§ Task details: Copy all of the records below line by line, keeping every character unchanged.
----------------
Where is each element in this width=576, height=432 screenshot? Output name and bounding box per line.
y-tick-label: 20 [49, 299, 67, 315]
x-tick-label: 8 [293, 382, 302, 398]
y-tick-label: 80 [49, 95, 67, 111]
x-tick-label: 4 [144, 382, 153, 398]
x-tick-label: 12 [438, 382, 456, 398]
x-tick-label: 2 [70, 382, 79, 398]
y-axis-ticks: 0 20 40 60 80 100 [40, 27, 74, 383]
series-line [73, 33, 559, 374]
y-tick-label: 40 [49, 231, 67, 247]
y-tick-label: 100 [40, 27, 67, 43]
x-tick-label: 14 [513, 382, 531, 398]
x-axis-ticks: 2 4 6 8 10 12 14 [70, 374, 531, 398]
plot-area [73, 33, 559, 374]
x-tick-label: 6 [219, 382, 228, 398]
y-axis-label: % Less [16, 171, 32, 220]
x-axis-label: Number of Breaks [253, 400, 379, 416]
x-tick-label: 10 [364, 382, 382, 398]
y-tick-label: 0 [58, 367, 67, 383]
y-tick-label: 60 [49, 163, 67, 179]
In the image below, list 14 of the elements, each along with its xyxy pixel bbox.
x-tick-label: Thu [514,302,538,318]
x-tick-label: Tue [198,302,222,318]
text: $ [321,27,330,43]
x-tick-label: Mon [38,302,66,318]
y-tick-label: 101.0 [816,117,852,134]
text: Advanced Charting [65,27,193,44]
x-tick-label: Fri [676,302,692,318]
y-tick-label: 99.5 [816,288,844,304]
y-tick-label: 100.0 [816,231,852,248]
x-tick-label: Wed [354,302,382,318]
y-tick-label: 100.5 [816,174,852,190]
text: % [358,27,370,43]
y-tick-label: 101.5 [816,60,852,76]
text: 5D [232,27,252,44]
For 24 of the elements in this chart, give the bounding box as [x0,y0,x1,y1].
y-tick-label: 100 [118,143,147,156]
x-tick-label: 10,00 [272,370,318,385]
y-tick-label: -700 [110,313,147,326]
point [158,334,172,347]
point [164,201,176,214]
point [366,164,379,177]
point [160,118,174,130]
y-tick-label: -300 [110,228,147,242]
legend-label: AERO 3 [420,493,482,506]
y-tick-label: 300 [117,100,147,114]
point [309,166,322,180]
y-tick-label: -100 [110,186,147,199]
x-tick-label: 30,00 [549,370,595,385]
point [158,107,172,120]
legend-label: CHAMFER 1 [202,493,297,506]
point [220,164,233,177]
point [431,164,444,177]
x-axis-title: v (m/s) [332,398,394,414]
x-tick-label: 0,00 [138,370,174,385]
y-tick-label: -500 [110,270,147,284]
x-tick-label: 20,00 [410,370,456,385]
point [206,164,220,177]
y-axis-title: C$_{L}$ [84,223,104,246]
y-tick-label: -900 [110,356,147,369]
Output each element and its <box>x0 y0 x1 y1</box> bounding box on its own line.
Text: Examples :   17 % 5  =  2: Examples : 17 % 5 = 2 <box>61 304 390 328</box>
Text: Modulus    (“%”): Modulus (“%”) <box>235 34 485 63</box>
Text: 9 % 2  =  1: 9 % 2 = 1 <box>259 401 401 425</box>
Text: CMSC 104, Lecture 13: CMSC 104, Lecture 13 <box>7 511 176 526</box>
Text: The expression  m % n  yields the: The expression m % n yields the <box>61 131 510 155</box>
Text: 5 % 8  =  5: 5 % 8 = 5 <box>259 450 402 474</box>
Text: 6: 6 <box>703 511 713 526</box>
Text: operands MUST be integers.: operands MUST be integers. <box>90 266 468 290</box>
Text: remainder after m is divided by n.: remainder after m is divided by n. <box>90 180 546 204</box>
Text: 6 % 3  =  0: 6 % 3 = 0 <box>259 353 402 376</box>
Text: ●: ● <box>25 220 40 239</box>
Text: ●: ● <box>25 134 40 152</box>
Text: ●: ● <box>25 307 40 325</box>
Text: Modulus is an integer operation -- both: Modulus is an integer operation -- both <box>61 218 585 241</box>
----------------
§ Exercise response:
Where is each element in this width=576, height=432 screenshot? Output name and bounding box per line.
y-tick-label: 20 [49, 299, 67, 315]
x-tick-label: 8 [293, 382, 302, 398]
y-tick-label: 80 [49, 95, 67, 111]
x-tick-label: 4 [144, 382, 153, 398]
x-tick-label: 12 [438, 382, 456, 398]
x-tick-label: 2 [70, 382, 79, 398]
y-axis-ticks: 0 20 40 60 80 100 [40, 27, 74, 383]
series-line [73, 33, 559, 374]
y-tick-label: 40 [49, 231, 67, 247]
y-tick-label: 100 [40, 27, 67, 43]
x-tick-label: 14 [513, 382, 531, 398]
x-axis-ticks: 2 4 6 8 10 12 14 [70, 374, 531, 398]
plot-area [73, 33, 559, 374]
x-tick-label: 6 [219, 382, 228, 398]
y-axis-label: % Less [16, 171, 32, 220]
x-axis-label: Number of Breaks [253, 400, 379, 416]
x-tick-label: 10 [364, 382, 382, 398]
y-tick-label: 0 [58, 367, 67, 383]
y-tick-label: 60 [49, 163, 67, 179]
In the image below, list 14 of the elements, each along with its xyxy pixel bbox.
x-tick-label: Thu [514,302,538,318]
x-tick-label: Tue [198,302,222,318]
text: $ [321,27,330,43]
x-tick-label: Mon [38,302,66,318]
y-tick-label: 101.0 [816,117,852,134]
text: Advanced Charting [65,27,193,44]
x-tick-label: Fri [676,302,692,318]
y-tick-label: 99.5 [816,288,844,304]
y-tick-label: 100.0 [816,231,852,248]
x-tick-label: Wed [354,302,382,318]
y-tick-label: 100.5 [816,174,852,190]
text: % [358,27,370,43]
y-tick-label: 101.5 [816,60,852,76]
text: 5D [232,27,252,44]
For 24 of the elements in this chart, give the bounding box as [x0,y0,x1,y1].
y-tick-label: 100 [118,143,147,156]
x-tick-label: 10,00 [272,370,318,385]
y-tick-label: -700 [110,313,147,326]
point [158,334,172,347]
point [164,201,176,214]
point [366,164,379,177]
point [160,118,174,130]
y-tick-label: -300 [110,228,147,242]
legend-label: AERO 3 [420,493,482,506]
y-tick-label: 300 [117,100,147,114]
point [309,166,322,180]
y-tick-label: -100 [110,186,147,199]
x-tick-label: 30,00 [549,370,595,385]
point [158,107,172,120]
legend-label: CHAMFER 1 [202,493,297,506]
point [220,164,233,177]
point [431,164,444,177]
x-axis-title: v (m/s) [332,398,394,414]
x-tick-label: 0,00 [138,370,174,385]
y-tick-label: -500 [110,270,147,284]
x-tick-label: 20,00 [410,370,456,385]
point [206,164,220,177]
y-axis-title: C$_{L}$ [84,223,104,246]
y-tick-label: -900 [110,356,147,369]
Output each element and its <box>x0 y0 x1 y1</box> bounding box on its own line.
Text: Examples :   17 % 5  =  2: Examples : 17 % 5 = 2 <box>61 304 390 328</box>
Text: Modulus    (“%”): Modulus (“%”) <box>235 34 485 63</box>
Text: 9 % 2  =  1: 9 % 2 = 1 <box>259 401 401 425</box>
Text: CMSC 104, Lecture 13: CMSC 104, Lecture 13 <box>7 511 176 526</box>
Text: The expression  m % n  yields the: The expression m % n yields the <box>61 131 510 155</box>
Text: 5 % 8  =  5: 5 % 8 = 5 <box>259 450 402 474</box>
Text: 6: 6 <box>703 511 713 526</box>
Text: operands MUST be integers.: operands MUST be integers. <box>90 266 468 290</box>
Text: remainder after m is divided by n.: remainder after m is divided by n. <box>90 180 546 204</box>
Text: 6 % 3  =  0: 6 % 3 = 0 <box>259 353 402 376</box>
Text: ●: ● <box>25 220 40 239</box>
Text: ●: ● <box>25 134 40 152</box>
Text: ●: ● <box>25 307 40 325</box>
Text: Modulus is an integer operation -- both: Modulus is an integer operation -- both <box>61 218 585 241</box>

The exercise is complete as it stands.